Extracts from a graphics dataset:

########

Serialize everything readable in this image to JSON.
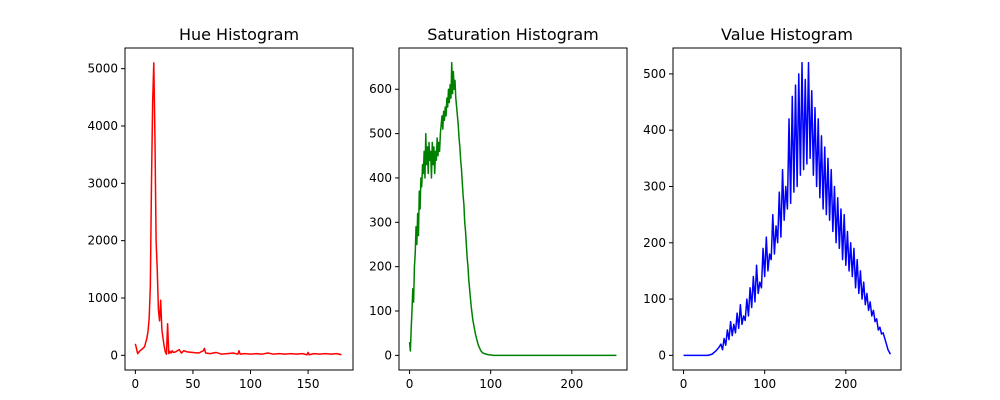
{
  "chart_data": [
    {
      "type": "line",
      "title": "Hue Histogram",
      "color": "#ff0000",
      "xlim": [
        -9,
        189
      ],
      "ylim": [
        -256,
        5360
      ],
      "xticks": [
        0,
        50,
        100,
        150
      ],
      "yticks": [
        0,
        1000,
        2000,
        3000,
        4000,
        5000
      ],
      "series": [
        {
          "x": [
            0,
            2,
            4,
            6,
            8,
            10,
            11,
            12,
            13,
            14,
            15,
            16,
            17,
            18,
            19,
            20,
            21,
            22,
            23,
            24,
            25,
            26,
            27,
            28,
            29,
            30,
            31,
            32,
            33,
            35,
            38,
            40,
            42,
            45,
            50,
            55,
            59,
            60,
            61,
            65,
            70,
            75,
            80,
            85,
            89,
            90,
            91,
            95,
            100,
            105,
            110,
            115,
            120,
            125,
            130,
            135,
            140,
            145,
            149,
            150,
            151,
            155,
            160,
            165,
            170,
            175,
            179
          ],
          "y": [
            200,
            30,
            80,
            110,
            150,
            300,
            420,
            650,
            1200,
            3000,
            4400,
            5100,
            3800,
            2000,
            1500,
            800,
            600,
            960,
            450,
            300,
            160,
            60,
            20,
            550,
            30,
            70,
            40,
            80,
            50,
            60,
            100,
            40,
            80,
            60,
            50,
            40,
            80,
            120,
            40,
            30,
            50,
            20,
            30,
            40,
            20,
            80,
            20,
            30,
            20,
            30,
            20,
            40,
            20,
            30,
            20,
            30,
            20,
            30,
            10,
            50,
            10,
            30,
            20,
            30,
            20,
            30,
            10
          ]
        }
      ]
    },
    {
      "type": "line",
      "title": "Saturation Histogram",
      "color": "#008000",
      "xlim": [
        -13,
        268
      ],
      "ylim": [
        -33,
        693
      ],
      "xticks": [
        0,
        100,
        200
      ],
      "yticks": [
        0,
        100,
        200,
        300,
        400,
        500,
        600
      ],
      "series": [
        {
          "x": [
            0,
            1,
            2,
            3,
            4,
            5,
            6,
            7,
            8,
            9,
            10,
            11,
            12,
            13,
            14,
            15,
            16,
            17,
            18,
            19,
            20,
            21,
            22,
            23,
            24,
            25,
            26,
            27,
            28,
            29,
            30,
            31,
            32,
            33,
            34,
            35,
            36,
            37,
            38,
            39,
            40,
            41,
            42,
            43,
            44,
            45,
            46,
            47,
            48,
            49,
            50,
            51,
            52,
            53,
            54,
            55,
            56,
            57,
            58,
            59,
            60,
            61,
            62,
            63,
            64,
            65,
            66,
            67,
            68,
            69,
            70,
            71,
            72,
            73,
            74,
            75,
            76,
            77,
            78,
            79,
            80,
            81,
            82,
            83,
            84,
            85,
            86,
            87,
            88,
            89,
            90,
            92,
            94,
            96,
            98,
            100,
            103,
            106,
            110,
            115,
            120,
            140,
            160,
            180,
            200,
            220,
            240,
            255
          ],
          "y": [
            30,
            10,
            60,
            100,
            150,
            120,
            200,
            230,
            290,
            250,
            320,
            270,
            370,
            330,
            400,
            380,
            430,
            410,
            460,
            400,
            500,
            430,
            470,
            410,
            480,
            440,
            460,
            400,
            480,
            430,
            470,
            410,
            460,
            440,
            490,
            450,
            480,
            460,
            500,
            520,
            540,
            510,
            550,
            530,
            560,
            540,
            580,
            560,
            600,
            570,
            610,
            580,
            660,
            590,
            640,
            600,
            620,
            580,
            560,
            540,
            520,
            490,
            470,
            440,
            420,
            390,
            360,
            340,
            300,
            280,
            250,
            220,
            200,
            170,
            150,
            130,
            110,
            95,
            80,
            70,
            60,
            50,
            42,
            35,
            28,
            22,
            18,
            14,
            10,
            8,
            6,
            4,
            3,
            2,
            1,
            1,
            0,
            0,
            0,
            0,
            0,
            0,
            0,
            0,
            0,
            0,
            0,
            0
          ]
        }
      ]
    },
    {
      "type": "line",
      "title": "Value Histogram",
      "color": "#0000ff",
      "xlim": [
        -13,
        268
      ],
      "ylim": [
        -26,
        546
      ],
      "xticks": [
        0,
        100,
        200
      ],
      "yticks": [
        0,
        100,
        200,
        300,
        400,
        500
      ],
      "series": [
        {
          "x": [
            0,
            10,
            20,
            30,
            35,
            40,
            44,
            46,
            48,
            50,
            52,
            54,
            56,
            58,
            60,
            62,
            64,
            66,
            68,
            70,
            72,
            74,
            76,
            78,
            80,
            82,
            84,
            86,
            88,
            90,
            92,
            94,
            96,
            98,
            100,
            102,
            104,
            106,
            108,
            110,
            112,
            114,
            116,
            118,
            120,
            122,
            124,
            126,
            128,
            130,
            132,
            134,
            136,
            138,
            140,
            142,
            144,
            146,
            148,
            150,
            152,
            154,
            156,
            158,
            160,
            162,
            164,
            166,
            168,
            170,
            172,
            174,
            176,
            178,
            180,
            182,
            184,
            186,
            188,
            190,
            192,
            194,
            196,
            198,
            200,
            202,
            204,
            206,
            208,
            210,
            212,
            214,
            216,
            218,
            220,
            222,
            224,
            226,
            228,
            230,
            232,
            234,
            236,
            238,
            240,
            242,
            244,
            246,
            248,
            250,
            252,
            255
          ],
          "y": [
            0,
            0,
            0,
            0,
            2,
            8,
            15,
            20,
            10,
            30,
            18,
            45,
            28,
            60,
            35,
            55,
            40,
            75,
            48,
            90,
            55,
            70,
            62,
            100,
            70,
            120,
            85,
            140,
            95,
            160,
            110,
            130,
            120,
            190,
            140,
            210,
            150,
            180,
            170,
            250,
            180,
            230,
            200,
            290,
            210,
            330,
            240,
            300,
            260,
            420,
            270,
            460,
            290,
            480,
            300,
            500,
            320,
            520,
            330,
            490,
            340,
            520,
            350,
            470,
            320,
            440,
            300,
            420,
            280,
            390,
            260,
            370,
            250,
            350,
            240,
            330,
            220,
            300,
            200,
            280,
            190,
            260,
            170,
            250,
            160,
            220,
            150,
            200,
            140,
            190,
            120,
            170,
            110,
            150,
            100,
            130,
            90,
            110,
            80,
            95,
            70,
            80,
            60,
            65,
            45,
            50,
            38,
            40,
            30,
            20,
            10,
            2
          ]
        }
      ]
    }
  ]
}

########

== Written problem ==
Leave out all images, then reproduce the entries above exactly.

== Written response ==
Serialize everything readable in this image to JSON.
{
  "chart_data": [
    {
      "type": "line",
      "title": "Hue Histogram",
      "color": "#ff0000",
      "xlim": [
        -9,
        189
      ],
      "ylim": [
        -256,
        5360
      ],
      "xticks": [
        0,
        50,
        100,
        150
      ],
      "yticks": [
        0,
        1000,
        2000,
        3000,
        4000,
        5000
      ],
      "series": [
        {
          "x": [
            0,
            2,
            4,
            6,
            8,
            10,
            11,
            12,
            13,
            14,
            15,
            16,
            17,
            18,
            19,
            20,
            21,
            22,
            23,
            24,
            25,
            26,
            27,
            28,
            29,
            30,
            31,
            32,
            33,
            35,
            38,
            40,
            42,
            45,
            50,
            55,
            59,
            60,
            61,
            65,
            70,
            75,
            80,
            85,
            89,
            90,
            91,
            95,
            100,
            105,
            110,
            115,
            120,
            125,
            130,
            135,
            140,
            145,
            149,
            150,
            151,
            155,
            160,
            165,
            170,
            175,
            179
          ],
          "y": [
            200,
            30,
            80,
            110,
            150,
            300,
            420,
            650,
            1200,
            3000,
            4400,
            5100,
            3800,
            2000,
            1500,
            800,
            600,
            960,
            450,
            300,
            160,
            60,
            20,
            550,
            30,
            70,
            40,
            80,
            50,
            60,
            100,
            40,
            80,
            60,
            50,
            40,
            80,
            120,
            40,
            30,
            50,
            20,
            30,
            40,
            20,
            80,
            20,
            30,
            20,
            30,
            20,
            40,
            20,
            30,
            20,
            30,
            20,
            30,
            10,
            50,
            10,
            30,
            20,
            30,
            20,
            30,
            10
          ]
        }
      ]
    },
    {
      "type": "line",
      "title": "Saturation Histogram",
      "color": "#008000",
      "xlim": [
        -13,
        268
      ],
      "ylim": [
        -33,
        693
      ],
      "xticks": [
        0,
        100,
        200
      ],
      "yticks": [
        0,
        100,
        200,
        300,
        400,
        500,
        600
      ],
      "series": [
        {
          "x": [
            0,
            1,
            2,
            3,
            4,
            5,
            6,
            7,
            8,
            9,
            10,
            11,
            12,
            13,
            14,
            15,
            16,
            17,
            18,
            19,
            20,
            21,
            22,
            23,
            24,
            25,
            26,
            27,
            28,
            29,
            30,
            31,
            32,
            33,
            34,
            35,
            36,
            37,
            38,
            39,
            40,
            41,
            42,
            43,
            44,
            45,
            46,
            47,
            48,
            49,
            50,
            51,
            52,
            53,
            54,
            55,
            56,
            57,
            58,
            59,
            60,
            61,
            62,
            63,
            64,
            65,
            66,
            67,
            68,
            69,
            70,
            71,
            72,
            73,
            74,
            75,
            76,
            77,
            78,
            79,
            80,
            81,
            82,
            83,
            84,
            85,
            86,
            87,
            88,
            89,
            90,
            92,
            94,
            96,
            98,
            100,
            103,
            106,
            110,
            115,
            120,
            140,
            160,
            180,
            200,
            220,
            240,
            255
          ],
          "y": [
            30,
            10,
            60,
            100,
            150,
            120,
            200,
            230,
            290,
            250,
            320,
            270,
            370,
            330,
            400,
            380,
            430,
            410,
            460,
            400,
            500,
            430,
            470,
            410,
            480,
            440,
            460,
            400,
            480,
            430,
            470,
            410,
            460,
            440,
            490,
            450,
            480,
            460,
            500,
            520,
            540,
            510,
            550,
            530,
            560,
            540,
            580,
            560,
            600,
            570,
            610,
            580,
            660,
            590,
            640,
            600,
            620,
            580,
            560,
            540,
            520,
            490,
            470,
            440,
            420,
            390,
            360,
            340,
            300,
            280,
            250,
            220,
            200,
            170,
            150,
            130,
            110,
            95,
            80,
            70,
            60,
            50,
            42,
            35,
            28,
            22,
            18,
            14,
            10,
            8,
            6,
            4,
            3,
            2,
            1,
            1,
            0,
            0,
            0,
            0,
            0,
            0,
            0,
            0,
            0,
            0,
            0,
            0
          ]
        }
      ]
    },
    {
      "type": "line",
      "title": "Value Histogram",
      "color": "#0000ff",
      "xlim": [
        -13,
        268
      ],
      "ylim": [
        -26,
        546
      ],
      "xticks": [
        0,
        100,
        200
      ],
      "yticks": [
        0,
        100,
        200,
        300,
        400,
        500
      ],
      "series": [
        {
          "x": [
            0,
            10,
            20,
            30,
            35,
            40,
            44,
            46,
            48,
            50,
            52,
            54,
            56,
            58,
            60,
            62,
            64,
            66,
            68,
            70,
            72,
            74,
            76,
            78,
            80,
            82,
            84,
            86,
            88,
            90,
            92,
            94,
            96,
            98,
            100,
            102,
            104,
            106,
            108,
            110,
            112,
            114,
            116,
            118,
            120,
            122,
            124,
            126,
            128,
            130,
            132,
            134,
            136,
            138,
            140,
            142,
            144,
            146,
            148,
            150,
            152,
            154,
            156,
            158,
            160,
            162,
            164,
            166,
            168,
            170,
            172,
            174,
            176,
            178,
            180,
            182,
            184,
            186,
            188,
            190,
            192,
            194,
            196,
            198,
            200,
            202,
            204,
            206,
            208,
            210,
            212,
            214,
            216,
            218,
            220,
            222,
            224,
            226,
            228,
            230,
            232,
            234,
            236,
            238,
            240,
            242,
            244,
            246,
            248,
            250,
            252,
            255
          ],
          "y": [
            0,
            0,
            0,
            0,
            2,
            8,
            15,
            20,
            10,
            30,
            18,
            45,
            28,
            60,
            35,
            55,
            40,
            75,
            48,
            90,
            55,
            70,
            62,
            100,
            70,
            120,
            85,
            140,
            95,
            160,
            110,
            130,
            120,
            190,
            140,
            210,
            150,
            180,
            170,
            250,
            180,
            230,
            200,
            290,
            210,
            330,
            240,
            300,
            260,
            420,
            270,
            460,
            290,
            480,
            300,
            500,
            320,
            520,
            330,
            490,
            340,
            520,
            350,
            470,
            320,
            440,
            300,
            420,
            280,
            390,
            260,
            370,
            250,
            350,
            240,
            330,
            220,
            300,
            200,
            280,
            190,
            260,
            170,
            250,
            160,
            220,
            150,
            200,
            140,
            190,
            120,
            170,
            110,
            150,
            100,
            130,
            90,
            110,
            80,
            95,
            70,
            80,
            60,
            65,
            45,
            50,
            38,
            40,
            30,
            20,
            10,
            2
          ]
        }
      ]
    }
  ]
}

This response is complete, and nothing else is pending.